TASK PROMPT: Collect every line that includes the string "pérdida".

DATA SHOWN:
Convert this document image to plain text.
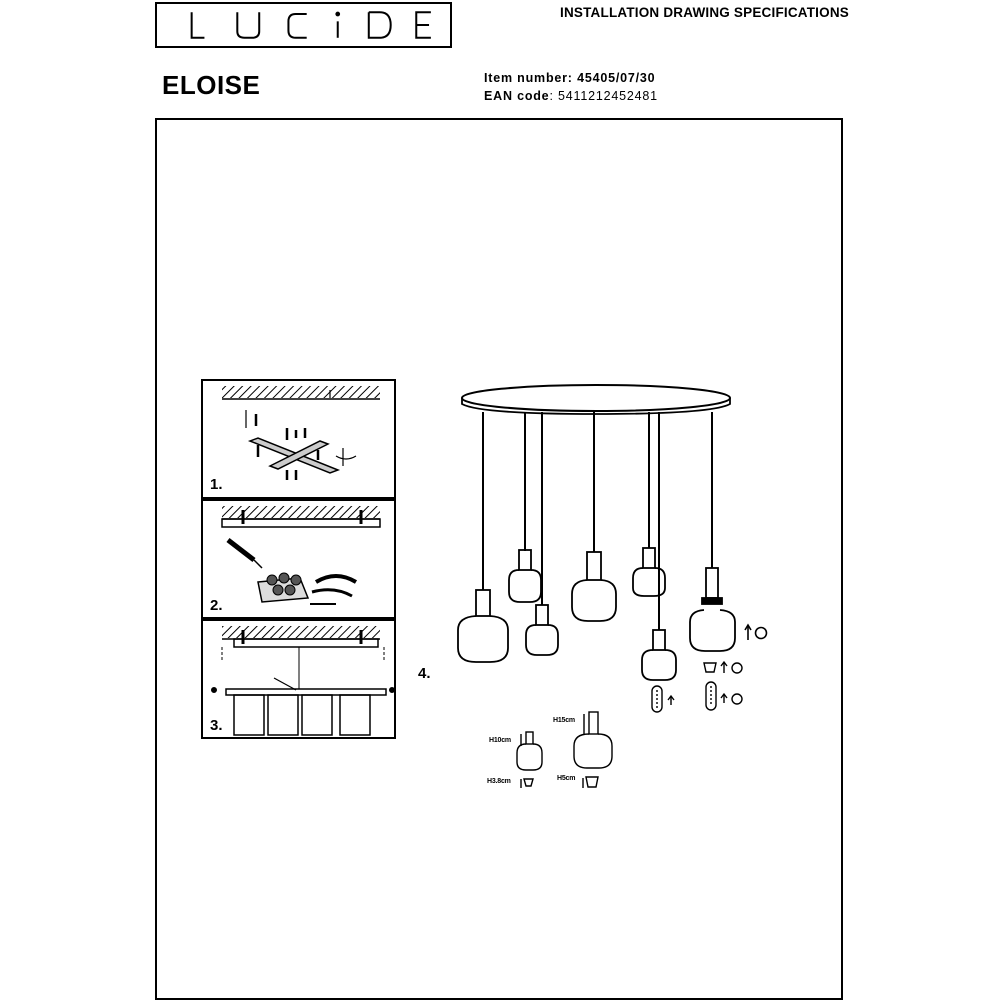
INSTALLATION DRAWING SPECIFICATIONS
ELOISE	Item number: 45405/07/30
EAN code: 5411212452481
1.
2.
3.
4.
H10cm
H3.8cm
H15cm
H5cm
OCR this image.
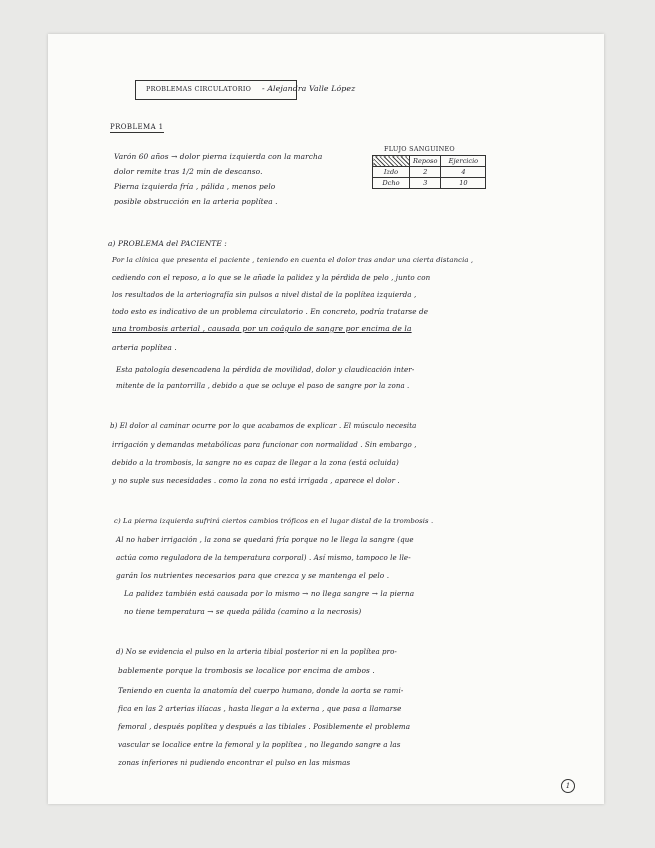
PROBLEMAS CIRCULATORIO - Alejandra Valle López
PROBLEMA 1
Varón 60 años → dolor pierna izquierda con la marcha
dolor remite tras 1/2 min de descanso.
Pierna izquierda fría , pálida , menos pelo
posible obstrucción en la arteria poplítea .
FLUJO SANGUINEO
	Reposo	Ejercicio
Izdo	2	4
Dcho	3	10
a) PROBLEMA del PACIENTE :
Por la clínica que presenta el paciente , teniendo en cuenta el dolor tras andar una cierta distancia ,
cediendo con el reposo, a lo que se le añade la palidez y la pérdida de pelo , junto con
los resultados de la arteriografía sin pulsos a nivel distal de la poplítea izquierda ,
todo esto es indicativo de un problema circulatorio . En concreto, podría tratarse de
una trombosis arterial , causada por un coágulo de sangre por encima de la
arteria poplítea .
Esta patología desencadena la pérdida de movilidad, dolor y claudicación inter-
mitente de la pantorrilla , debido a que se ocluye el paso de sangre por la zona .
b) El dolor al caminar ocurre por lo que acabamos de explicar . El músculo necesita
irrigación y demandas metabólicas para funcionar con normalidad . Sin embargo ,
debido a la trombosis, la sangre no es capaz de llegar a la zona (está ocluida)
y no suple sus necesidades . como la zona no está irrigada , aparece el dolor .
c) La pierna izquierda sufrirá ciertos cambios tróficos en el lugar distal de la trombosis .
Al no haber irrigación , la zona se quedará fría porque no le llega la sangre (que
actúa como reguladora de la temperatura corporal) . Así mismo, tampoco le lle-
garán los nutrientes necesarios para que crezca y se mantenga el pelo .
La palidez también está causada por lo mismo → no llega sangre → la pierna
no tiene temperatura → se queda pálida (camino a la necrosis)
d) No se evidencia el pulso en la arteria tibial posterior ni en la poplítea pro-
bablemente porque la trombosis se localice por encima de ambos .
Teniendo en cuenta la anatomía del cuerpo humano, donde la aorta se rami-
fica en las 2 arterias ilíacas , hasta llegar a la externa , que pasa a llamarse
femoral , después poplítea y después a las tibiales . Posiblemente el problema
vascular se localice entre la femoral y la poplítea , no llegando sangre a las
zonas inferiores ni pudiendo encontrar el pulso en las mismas
1
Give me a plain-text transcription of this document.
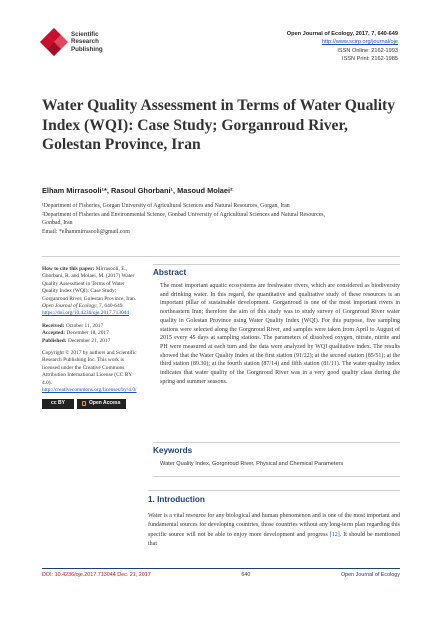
Scientific
Research
Publishing
Open Journal of Ecology, 2017, 7, 640-649
http://www.scirp.org/journal/oje
ISSN Online: 2162-1993
ISSN Print: 2162-1985
Water Quality Assessment in Terms of Water Quality Index (WQI): Case Study; Gorganroud River, Golestan Province, Iran
Elham Mirrasooli¹*, Rasoul Ghorbani¹, Masoud Molaei²
¹Department of Fisheries, Gorgan University of Agricultural Sciences and Natural Resources, Gorgan, Iran
²Department of Fisheries and Environmental Science, Gonbad University of Agricultural Sciences and Natural Resources,
Gonbad, Iran
Email: *elhammirrasooli@gmail.com
How to cite this paper: Mirrasooli, E., Ghorbani, R. and Molaei, M. (2017) Water Quality Assessment in Terms of Water Quality Index (WQI): Case Study; Gorganroud River, Golestan Province, Iran. Open Journal of Ecology, 7, 640-649. https://doi.org/10.4236/oje.2017.713044
Received: October 11, 2017
Accepted: December 18, 2017
Published: December 21, 2017
Copyright © 2017 by authors and Scientific Research Publishing Inc. This work is licensed under the Creative Commons Attribution International License (CC BY 4.0). http://creativecommons.org/licenses/by/4.0/
cc BY	Open Access
Abstract
The most important aquatic ecosystems are freshwater rivers, which are considered as biodiversity and drinking water. In this regard, the quantitative and qualitative study of these resources is an important pillar of sustainable development. Gorganroud is one of the most important rivers in northeastern Iran; therefore the aim of this study was to study survey of Gorgnroud River water quality in Golestan Province using Water Quality Index (WQI). For this purpose, five sampling stations were selected along the Gorgnroud River, and samples were taken from April to August of 2015 every 45 days at sampling stations. The parameters of dissolved oxygen, nitrate, nitrite and PH were measured at each turn and the data were analyzed by WQI qualitative index. The results showed that the Water Quality Index at the first station (91/22); at the second station (85/51); at the third station (89.30); at the fourth station (87/14) and fifth station (81/11). The water quality index indicates that water quality of the Gorgnroud River was in a very good quality class during the spring and summer seasons.
Keywords
Water Quality Index, Gorgnroud River, Physical and Chemical Parameters
1. Introduction
Water is a vital resource for any biological and human phenomenon and is one of the most important and fundamental sources for developing countries, those countries without any long-term plan regarding this specific source will not be able to enjoy more development and progress [12]. It should be mentioned that
DOI: 10.4236/oje.2017.713044 Dec. 21, 2017	640	Open Journal of Ecology
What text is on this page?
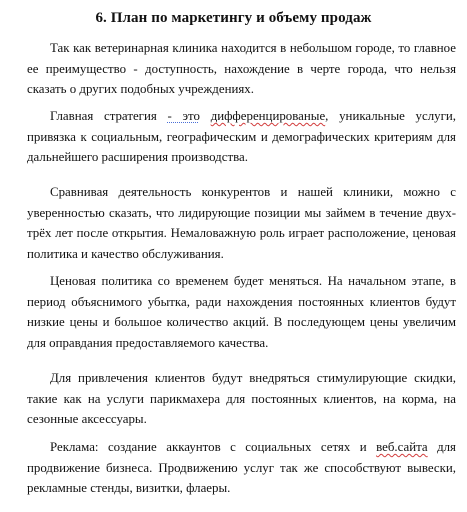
6. План по маркетингу и объему продаж

Так как ветеринарная клиника находится в небольшом городе, то главное ее преимущество - доступность, нахождение в черте города, что нельзя сказать о других подобных учреждениях.

Главная стратегия - это дифференцированые, уникальные услуги, привязка к социальным, географическим и демографических критериям для дальнейшего расширения производства.

Сравнивая деятельность конкурентов и нашей клиники, можно с уверенностью сказать, что лидирующие позиции мы займем в течение двух-трёх лет после открытия. Немаловажную роль играет расположение, ценовая политика и качество обслуживания.

Ценовая политика со временем будет меняться. На начальном этапе, в период объяснимого убытка, ради нахождения постоянных клиентов будут низкие цены и большое количество акций. В последующем цены увеличим для оправдания предоставляемого качества.

Для привлечения клиентов будут внедряться стимулирующие скидки, такие как на услуги парикмахера для постоянных клиентов, на корма, на сезонные аксессуары.

Реклама: создание аккаунтов с социальных сетях и веб.сайта для продвижение бизнеса. Продвижению услуг так же способствуют вывески, рекламные стенды, визитки, флаеры.
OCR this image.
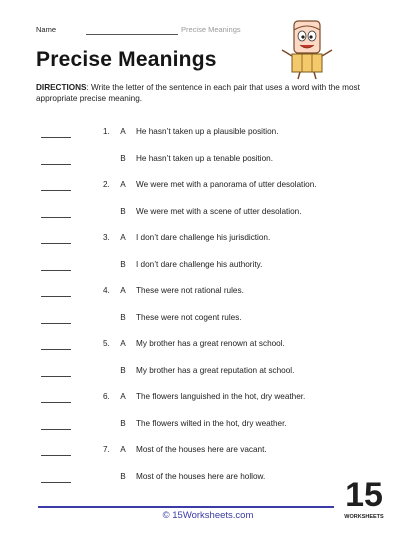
Name	Precise Meanings
Precise Meanings
DIRECTIONS: Write the letter of the sentence in each pair that uses a word with the most appropriate precise meaning.
1.	A	He hasn’t taken up a plausible position.
B	He hasn’t taken up a tenable position.
2.	A	We were met with a panorama of utter desolation.
B	We were met with a scene of utter desolation.
3.	A	I don’t dare challenge his jurisdiction.
B	I don’t dare challenge his authority.
4.	A	These were not rational rules.
B	These were not cogent rules.
5.	A	My brother has a great renown at school.
B	My brother has a great reputation at school.
6.	A	The flowers languished in the hot, dry weather.
B	The flowers wilted in the hot, dry weather.
7.	A	Most of the houses here are vacant.
B	Most of the houses here are hollow.
© 15Worksheets.com
15
WORKSHEETS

ANSWER FOR THIS EXERCISE:
cediendo con el reposo, a lo que se le añade la palidez y la pérdida de pelo , junto con
Esta patología desencadena la pérdida de movilidad, dolor y claudicación inter-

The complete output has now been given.